## What you need to do
Select every line containing the word "arrow" from the material, and copy those lines.

## Supplied records
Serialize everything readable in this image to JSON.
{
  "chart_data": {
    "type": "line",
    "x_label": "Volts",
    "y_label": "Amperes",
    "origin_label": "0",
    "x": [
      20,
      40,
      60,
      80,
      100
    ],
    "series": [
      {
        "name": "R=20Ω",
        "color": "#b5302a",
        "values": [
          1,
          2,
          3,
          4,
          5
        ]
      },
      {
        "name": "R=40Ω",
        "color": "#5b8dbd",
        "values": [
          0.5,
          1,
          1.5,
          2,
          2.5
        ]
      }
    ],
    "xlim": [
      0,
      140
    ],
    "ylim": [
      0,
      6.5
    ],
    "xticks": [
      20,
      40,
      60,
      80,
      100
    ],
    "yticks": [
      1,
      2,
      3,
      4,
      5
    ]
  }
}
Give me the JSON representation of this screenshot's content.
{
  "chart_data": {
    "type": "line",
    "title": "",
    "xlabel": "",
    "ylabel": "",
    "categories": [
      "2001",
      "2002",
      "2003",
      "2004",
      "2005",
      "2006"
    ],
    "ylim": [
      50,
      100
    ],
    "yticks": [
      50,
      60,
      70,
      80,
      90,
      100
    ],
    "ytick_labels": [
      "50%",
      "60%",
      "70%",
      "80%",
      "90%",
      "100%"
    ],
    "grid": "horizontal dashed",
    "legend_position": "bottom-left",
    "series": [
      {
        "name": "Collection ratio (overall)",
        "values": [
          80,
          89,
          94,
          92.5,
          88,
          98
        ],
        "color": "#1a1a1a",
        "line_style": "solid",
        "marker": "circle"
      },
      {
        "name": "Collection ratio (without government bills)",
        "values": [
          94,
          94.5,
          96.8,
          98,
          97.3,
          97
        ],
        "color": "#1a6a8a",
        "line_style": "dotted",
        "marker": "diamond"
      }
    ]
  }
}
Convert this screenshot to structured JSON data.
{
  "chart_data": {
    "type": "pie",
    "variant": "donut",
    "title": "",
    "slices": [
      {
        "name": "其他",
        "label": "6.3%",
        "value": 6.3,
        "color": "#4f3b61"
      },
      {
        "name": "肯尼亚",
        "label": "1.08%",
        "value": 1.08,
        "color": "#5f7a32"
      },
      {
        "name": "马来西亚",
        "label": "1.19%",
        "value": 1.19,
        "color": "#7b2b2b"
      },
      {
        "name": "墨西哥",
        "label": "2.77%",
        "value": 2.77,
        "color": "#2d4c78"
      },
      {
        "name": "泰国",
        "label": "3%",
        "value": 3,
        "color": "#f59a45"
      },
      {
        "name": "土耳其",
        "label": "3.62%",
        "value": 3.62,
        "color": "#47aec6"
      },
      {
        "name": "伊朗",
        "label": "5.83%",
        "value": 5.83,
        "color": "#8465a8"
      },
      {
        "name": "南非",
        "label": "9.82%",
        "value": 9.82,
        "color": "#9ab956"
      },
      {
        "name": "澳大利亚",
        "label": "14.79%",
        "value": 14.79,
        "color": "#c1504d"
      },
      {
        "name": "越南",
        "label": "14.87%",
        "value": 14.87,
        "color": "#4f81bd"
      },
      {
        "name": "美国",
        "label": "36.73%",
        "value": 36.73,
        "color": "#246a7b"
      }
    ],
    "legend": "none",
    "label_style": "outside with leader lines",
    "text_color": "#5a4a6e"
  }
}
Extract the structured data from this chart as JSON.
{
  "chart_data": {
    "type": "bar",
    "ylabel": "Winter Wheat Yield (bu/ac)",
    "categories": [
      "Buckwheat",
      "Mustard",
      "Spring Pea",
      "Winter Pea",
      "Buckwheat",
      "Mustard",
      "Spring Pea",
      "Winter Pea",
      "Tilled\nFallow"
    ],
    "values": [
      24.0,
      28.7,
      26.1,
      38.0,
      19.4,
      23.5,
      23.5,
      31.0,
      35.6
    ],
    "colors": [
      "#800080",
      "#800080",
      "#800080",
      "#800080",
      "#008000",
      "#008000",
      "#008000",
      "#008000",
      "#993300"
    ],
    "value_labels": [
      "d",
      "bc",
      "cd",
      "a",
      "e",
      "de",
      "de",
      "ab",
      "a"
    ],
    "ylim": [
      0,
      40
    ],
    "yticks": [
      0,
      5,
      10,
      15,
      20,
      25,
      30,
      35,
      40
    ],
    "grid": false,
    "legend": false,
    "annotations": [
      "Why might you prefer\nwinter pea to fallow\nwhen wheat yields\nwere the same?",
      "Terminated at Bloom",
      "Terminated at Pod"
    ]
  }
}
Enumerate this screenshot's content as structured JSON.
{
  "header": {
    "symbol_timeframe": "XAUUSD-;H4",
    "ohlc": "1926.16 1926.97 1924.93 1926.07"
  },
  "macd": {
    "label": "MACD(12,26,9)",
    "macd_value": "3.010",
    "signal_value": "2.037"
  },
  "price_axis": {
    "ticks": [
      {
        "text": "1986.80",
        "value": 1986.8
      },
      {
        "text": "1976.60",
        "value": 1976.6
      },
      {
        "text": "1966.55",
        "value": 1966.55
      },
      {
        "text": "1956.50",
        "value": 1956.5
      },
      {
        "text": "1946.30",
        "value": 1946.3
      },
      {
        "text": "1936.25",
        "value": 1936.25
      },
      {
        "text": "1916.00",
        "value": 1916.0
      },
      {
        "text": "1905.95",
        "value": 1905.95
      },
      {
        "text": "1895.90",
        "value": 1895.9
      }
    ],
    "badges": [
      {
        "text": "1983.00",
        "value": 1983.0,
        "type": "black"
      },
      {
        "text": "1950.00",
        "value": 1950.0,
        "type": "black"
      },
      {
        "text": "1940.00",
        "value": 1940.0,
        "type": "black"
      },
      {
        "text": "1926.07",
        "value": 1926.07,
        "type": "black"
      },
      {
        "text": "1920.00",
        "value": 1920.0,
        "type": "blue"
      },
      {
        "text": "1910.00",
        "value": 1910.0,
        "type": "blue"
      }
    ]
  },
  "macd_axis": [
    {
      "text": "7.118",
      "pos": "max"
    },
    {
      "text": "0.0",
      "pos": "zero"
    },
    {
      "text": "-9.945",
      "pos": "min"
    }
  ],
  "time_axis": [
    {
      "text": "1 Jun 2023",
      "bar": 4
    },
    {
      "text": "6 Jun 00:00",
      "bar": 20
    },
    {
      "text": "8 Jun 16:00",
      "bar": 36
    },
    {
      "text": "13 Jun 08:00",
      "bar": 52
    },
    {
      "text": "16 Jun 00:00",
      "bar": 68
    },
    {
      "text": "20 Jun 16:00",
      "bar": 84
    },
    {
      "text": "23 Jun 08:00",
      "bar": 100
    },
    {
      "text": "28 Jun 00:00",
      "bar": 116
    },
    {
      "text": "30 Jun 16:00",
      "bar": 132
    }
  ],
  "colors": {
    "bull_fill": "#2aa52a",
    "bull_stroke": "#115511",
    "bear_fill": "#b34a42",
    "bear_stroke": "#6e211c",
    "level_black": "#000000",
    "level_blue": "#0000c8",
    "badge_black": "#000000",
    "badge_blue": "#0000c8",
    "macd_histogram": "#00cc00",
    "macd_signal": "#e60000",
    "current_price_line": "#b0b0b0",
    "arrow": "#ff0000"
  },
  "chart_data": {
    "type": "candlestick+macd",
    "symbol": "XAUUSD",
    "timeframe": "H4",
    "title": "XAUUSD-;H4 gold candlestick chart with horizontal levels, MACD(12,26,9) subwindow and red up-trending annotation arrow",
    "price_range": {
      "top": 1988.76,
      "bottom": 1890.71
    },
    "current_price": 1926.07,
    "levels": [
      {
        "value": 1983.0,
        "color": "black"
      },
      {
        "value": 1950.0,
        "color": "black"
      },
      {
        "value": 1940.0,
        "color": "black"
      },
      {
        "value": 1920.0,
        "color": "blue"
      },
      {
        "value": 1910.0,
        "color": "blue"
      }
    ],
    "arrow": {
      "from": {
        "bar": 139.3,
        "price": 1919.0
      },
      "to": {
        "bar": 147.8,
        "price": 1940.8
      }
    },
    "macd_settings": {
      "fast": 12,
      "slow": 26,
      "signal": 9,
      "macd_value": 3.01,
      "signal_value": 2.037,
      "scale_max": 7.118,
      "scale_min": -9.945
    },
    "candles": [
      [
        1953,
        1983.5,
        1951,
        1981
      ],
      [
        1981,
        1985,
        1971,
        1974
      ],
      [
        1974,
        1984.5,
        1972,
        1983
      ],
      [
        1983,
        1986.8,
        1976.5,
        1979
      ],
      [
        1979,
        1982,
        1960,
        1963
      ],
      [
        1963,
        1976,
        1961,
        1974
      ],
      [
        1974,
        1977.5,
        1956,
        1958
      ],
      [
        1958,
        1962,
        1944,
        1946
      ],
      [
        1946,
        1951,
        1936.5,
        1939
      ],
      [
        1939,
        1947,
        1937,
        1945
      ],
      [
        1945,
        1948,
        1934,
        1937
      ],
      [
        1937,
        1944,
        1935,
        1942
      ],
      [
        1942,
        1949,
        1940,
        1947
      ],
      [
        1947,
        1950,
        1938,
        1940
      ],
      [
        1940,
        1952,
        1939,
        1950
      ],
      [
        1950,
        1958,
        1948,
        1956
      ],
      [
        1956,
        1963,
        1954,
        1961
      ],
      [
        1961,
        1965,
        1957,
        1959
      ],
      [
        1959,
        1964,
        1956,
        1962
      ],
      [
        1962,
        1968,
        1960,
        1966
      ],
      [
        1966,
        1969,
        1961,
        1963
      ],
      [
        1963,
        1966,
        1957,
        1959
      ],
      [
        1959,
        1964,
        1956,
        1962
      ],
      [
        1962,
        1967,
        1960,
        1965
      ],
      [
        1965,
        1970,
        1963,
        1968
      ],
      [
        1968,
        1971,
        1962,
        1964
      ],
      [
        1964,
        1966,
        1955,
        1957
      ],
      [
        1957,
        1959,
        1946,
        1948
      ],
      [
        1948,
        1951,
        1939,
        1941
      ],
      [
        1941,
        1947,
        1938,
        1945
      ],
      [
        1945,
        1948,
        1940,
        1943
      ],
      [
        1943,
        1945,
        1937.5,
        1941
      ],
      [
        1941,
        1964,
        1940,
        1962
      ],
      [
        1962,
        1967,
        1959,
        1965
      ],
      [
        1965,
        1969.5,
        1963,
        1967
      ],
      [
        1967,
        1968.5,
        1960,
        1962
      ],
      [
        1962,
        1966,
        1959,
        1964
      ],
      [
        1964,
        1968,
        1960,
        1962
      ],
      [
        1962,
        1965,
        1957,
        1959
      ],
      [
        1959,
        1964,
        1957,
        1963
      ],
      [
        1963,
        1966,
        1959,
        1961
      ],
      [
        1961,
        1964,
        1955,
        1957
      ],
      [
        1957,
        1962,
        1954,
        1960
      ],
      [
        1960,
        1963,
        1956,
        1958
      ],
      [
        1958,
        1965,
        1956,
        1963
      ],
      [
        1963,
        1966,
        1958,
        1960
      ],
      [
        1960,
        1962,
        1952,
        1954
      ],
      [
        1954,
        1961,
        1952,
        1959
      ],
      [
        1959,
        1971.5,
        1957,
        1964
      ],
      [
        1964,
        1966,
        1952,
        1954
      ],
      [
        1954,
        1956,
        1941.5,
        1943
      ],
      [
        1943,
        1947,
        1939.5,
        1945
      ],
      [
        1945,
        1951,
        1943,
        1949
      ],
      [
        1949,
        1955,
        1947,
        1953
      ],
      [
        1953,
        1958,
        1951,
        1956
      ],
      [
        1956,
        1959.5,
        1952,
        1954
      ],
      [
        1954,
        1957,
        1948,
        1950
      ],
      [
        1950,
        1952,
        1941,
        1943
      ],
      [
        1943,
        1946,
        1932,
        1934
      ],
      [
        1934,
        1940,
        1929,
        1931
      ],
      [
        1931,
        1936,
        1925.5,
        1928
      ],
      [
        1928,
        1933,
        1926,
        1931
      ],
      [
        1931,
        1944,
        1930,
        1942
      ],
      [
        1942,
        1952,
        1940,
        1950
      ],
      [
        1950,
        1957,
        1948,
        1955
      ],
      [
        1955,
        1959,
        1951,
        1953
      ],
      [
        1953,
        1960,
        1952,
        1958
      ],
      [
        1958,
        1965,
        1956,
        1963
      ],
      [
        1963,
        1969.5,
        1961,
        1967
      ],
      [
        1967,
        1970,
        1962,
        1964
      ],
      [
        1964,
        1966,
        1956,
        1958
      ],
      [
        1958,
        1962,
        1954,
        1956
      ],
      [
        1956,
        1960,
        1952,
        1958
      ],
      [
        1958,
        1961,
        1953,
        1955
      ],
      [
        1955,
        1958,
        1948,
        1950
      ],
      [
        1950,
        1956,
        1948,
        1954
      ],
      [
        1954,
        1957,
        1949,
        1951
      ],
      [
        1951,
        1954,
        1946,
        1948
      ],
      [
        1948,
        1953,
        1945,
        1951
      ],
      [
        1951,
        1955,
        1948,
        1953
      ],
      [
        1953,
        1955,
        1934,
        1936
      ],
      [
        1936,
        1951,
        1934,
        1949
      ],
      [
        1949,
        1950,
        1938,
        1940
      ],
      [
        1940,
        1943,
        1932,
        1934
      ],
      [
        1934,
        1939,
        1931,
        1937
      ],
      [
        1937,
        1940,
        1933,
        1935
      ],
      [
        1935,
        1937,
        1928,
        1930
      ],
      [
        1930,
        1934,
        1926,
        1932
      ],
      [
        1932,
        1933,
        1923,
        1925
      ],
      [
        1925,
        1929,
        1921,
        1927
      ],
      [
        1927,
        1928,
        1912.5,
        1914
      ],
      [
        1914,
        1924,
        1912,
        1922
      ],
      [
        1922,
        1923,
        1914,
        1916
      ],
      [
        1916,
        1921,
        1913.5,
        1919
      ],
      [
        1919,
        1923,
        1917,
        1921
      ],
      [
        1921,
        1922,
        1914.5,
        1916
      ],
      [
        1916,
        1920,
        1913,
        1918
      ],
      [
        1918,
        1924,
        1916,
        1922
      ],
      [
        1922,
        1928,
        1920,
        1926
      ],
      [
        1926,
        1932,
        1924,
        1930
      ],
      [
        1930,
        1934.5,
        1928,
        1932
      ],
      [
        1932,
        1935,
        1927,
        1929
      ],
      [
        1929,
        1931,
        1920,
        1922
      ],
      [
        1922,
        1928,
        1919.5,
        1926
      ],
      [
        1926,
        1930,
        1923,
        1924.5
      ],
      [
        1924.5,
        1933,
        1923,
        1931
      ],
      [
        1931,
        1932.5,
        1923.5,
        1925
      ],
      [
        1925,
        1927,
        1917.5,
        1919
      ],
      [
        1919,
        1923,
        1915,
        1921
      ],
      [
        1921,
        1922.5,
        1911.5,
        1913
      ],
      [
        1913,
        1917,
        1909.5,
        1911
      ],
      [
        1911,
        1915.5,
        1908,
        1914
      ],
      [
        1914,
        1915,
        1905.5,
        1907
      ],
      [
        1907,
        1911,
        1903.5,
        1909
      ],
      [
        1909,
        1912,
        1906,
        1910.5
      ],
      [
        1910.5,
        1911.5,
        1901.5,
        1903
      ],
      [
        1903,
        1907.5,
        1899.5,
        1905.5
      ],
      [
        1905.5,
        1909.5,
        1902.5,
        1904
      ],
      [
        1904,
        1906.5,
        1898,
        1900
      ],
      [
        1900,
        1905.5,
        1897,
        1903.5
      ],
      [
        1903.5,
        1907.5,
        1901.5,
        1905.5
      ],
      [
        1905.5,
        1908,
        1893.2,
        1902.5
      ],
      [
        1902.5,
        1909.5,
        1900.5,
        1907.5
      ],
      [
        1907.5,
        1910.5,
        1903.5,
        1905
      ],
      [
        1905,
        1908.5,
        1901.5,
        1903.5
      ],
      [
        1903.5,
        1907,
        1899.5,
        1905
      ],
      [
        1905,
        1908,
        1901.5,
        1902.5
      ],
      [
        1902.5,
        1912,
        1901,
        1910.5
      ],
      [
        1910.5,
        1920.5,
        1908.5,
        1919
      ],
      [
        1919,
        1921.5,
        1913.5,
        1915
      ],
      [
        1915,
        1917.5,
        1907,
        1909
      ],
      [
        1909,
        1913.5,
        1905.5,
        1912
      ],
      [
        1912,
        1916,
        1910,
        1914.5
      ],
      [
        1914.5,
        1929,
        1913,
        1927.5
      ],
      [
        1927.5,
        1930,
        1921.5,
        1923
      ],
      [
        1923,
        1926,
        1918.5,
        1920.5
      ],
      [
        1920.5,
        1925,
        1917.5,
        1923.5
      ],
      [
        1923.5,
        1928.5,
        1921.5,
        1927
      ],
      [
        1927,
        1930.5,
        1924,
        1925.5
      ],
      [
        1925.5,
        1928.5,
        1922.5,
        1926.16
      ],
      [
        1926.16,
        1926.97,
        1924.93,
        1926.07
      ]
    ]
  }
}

## Exercise output
    "arrow": "#ff0000"
    "title": "XAUUSD-;H4 gold candlestick chart with horizontal levels, MACD(12,26,9) subwindow and red up-trending annotation arrow",
    "arrow": {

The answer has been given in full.